**Dataset records:**
--------------------------------

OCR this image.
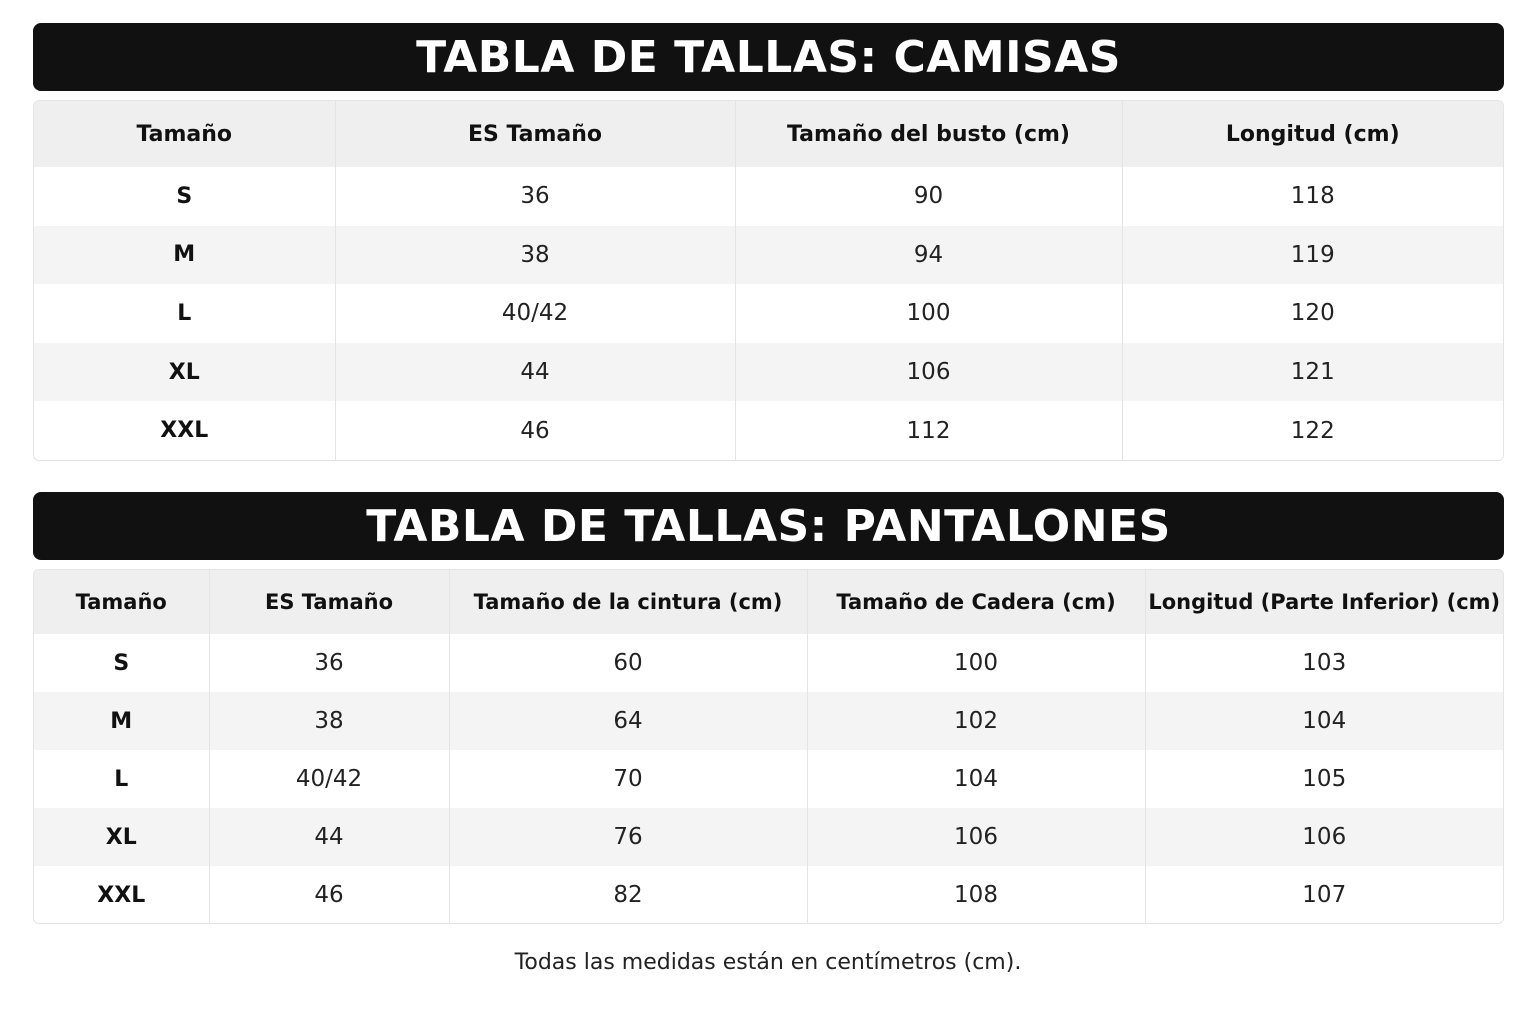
TABLA DE TALLAS: CAMISAS
Tamaño	ES Tamaño	Tamaño del busto (cm)	Longitud (cm)
S	36	90	118
M	38	94	119
L	40/42	100	120
XL	44	106	121
XXL	46	112	122
TABLA DE TALLAS: PANTALONES
Tamaño	ES Tamaño	Tamaño de la cintura (cm)	Tamaño de Cadera (cm)	Longitud (Parte Inferior) (cm)
S	36	60	100	103
M	38	64	102	104
L	40/42	70	104	105
XL	44	76	106	106
XXL	46	82	108	107
Todas las medidas están en centímetros (cm).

--------------------------------

**Aim of the exercise:**
Print out the whole of the material word for word, without pictures.

**Result below:**
OCR this image.
TABLA DE TALLAS: CAMISAS
Tamaño	ES Tamaño	Tamaño del busto (cm)	Longitud (cm)
S	36	90	118
M	38	94	119
L	40/42	100	120
XL	44	106	121
XXL	46	112	122
TABLA DE TALLAS: PANTALONES
Tamaño	ES Tamaño	Tamaño de la cintura (cm)	Tamaño de Cadera (cm)	Longitud (Parte Inferior) (cm)
S	36	60	100	103
M	38	64	102	104
L	40/42	70	104	105
XL	44	76	106	106
XXL	46	82	108	107
Todas las medidas están en centímetros (cm).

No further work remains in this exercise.